[Rows from a dataset]
====
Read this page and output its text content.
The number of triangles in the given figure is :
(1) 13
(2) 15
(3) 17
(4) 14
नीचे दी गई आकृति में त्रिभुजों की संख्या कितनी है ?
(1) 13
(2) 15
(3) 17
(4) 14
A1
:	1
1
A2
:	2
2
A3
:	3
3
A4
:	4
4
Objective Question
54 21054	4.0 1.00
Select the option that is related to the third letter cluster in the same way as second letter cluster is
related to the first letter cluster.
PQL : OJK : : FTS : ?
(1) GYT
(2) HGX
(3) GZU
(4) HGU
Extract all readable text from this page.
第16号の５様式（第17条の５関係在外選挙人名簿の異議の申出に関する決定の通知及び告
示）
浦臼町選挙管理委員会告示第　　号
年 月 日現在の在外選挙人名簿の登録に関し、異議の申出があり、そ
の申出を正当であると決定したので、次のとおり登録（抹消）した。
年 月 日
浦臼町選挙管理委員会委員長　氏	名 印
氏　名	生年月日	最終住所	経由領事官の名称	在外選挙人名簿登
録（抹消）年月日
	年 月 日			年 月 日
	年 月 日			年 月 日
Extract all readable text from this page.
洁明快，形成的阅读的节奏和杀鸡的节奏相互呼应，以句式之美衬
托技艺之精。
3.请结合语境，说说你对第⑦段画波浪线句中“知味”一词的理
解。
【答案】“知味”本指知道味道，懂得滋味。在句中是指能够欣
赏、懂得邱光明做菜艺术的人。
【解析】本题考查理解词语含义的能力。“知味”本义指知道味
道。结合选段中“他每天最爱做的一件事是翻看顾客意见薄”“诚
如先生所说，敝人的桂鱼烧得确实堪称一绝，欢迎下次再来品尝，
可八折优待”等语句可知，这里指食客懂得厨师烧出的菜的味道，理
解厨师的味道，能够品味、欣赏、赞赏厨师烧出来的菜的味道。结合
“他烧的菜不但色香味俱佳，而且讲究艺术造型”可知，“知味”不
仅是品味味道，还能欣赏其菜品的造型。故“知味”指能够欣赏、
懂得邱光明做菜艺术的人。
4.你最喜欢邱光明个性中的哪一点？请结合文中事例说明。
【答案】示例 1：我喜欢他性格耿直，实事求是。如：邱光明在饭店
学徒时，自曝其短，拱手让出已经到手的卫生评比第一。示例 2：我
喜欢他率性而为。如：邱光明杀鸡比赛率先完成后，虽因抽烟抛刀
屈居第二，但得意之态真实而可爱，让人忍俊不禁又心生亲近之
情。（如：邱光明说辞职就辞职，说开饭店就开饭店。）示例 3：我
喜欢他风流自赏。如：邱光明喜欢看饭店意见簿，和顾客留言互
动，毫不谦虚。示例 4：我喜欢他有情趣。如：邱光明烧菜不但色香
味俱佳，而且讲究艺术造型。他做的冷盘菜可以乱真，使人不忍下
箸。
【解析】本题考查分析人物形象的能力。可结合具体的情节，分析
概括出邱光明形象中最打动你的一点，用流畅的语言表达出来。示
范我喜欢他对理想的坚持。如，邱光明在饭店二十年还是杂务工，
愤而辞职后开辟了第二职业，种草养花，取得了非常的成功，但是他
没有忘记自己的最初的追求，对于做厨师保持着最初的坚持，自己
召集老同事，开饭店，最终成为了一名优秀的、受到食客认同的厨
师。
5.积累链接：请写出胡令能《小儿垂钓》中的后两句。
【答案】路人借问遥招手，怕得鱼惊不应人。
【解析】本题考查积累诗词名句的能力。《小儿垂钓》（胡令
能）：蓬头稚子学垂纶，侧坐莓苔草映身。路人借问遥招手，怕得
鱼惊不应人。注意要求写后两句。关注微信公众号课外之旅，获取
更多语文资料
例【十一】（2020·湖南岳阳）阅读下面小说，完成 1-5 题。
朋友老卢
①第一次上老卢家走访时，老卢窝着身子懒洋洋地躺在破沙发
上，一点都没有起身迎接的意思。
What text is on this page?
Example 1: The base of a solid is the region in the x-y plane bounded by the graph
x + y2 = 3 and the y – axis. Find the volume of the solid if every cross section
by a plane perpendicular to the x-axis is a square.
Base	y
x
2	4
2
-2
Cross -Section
====
- _Written problem_
Show each line of the listing that holds the string "page".

- _Exercise output_
Read this page and output its text content.
Extract all readable text from this page.
Extract all readable text from this page.
What text is on this page?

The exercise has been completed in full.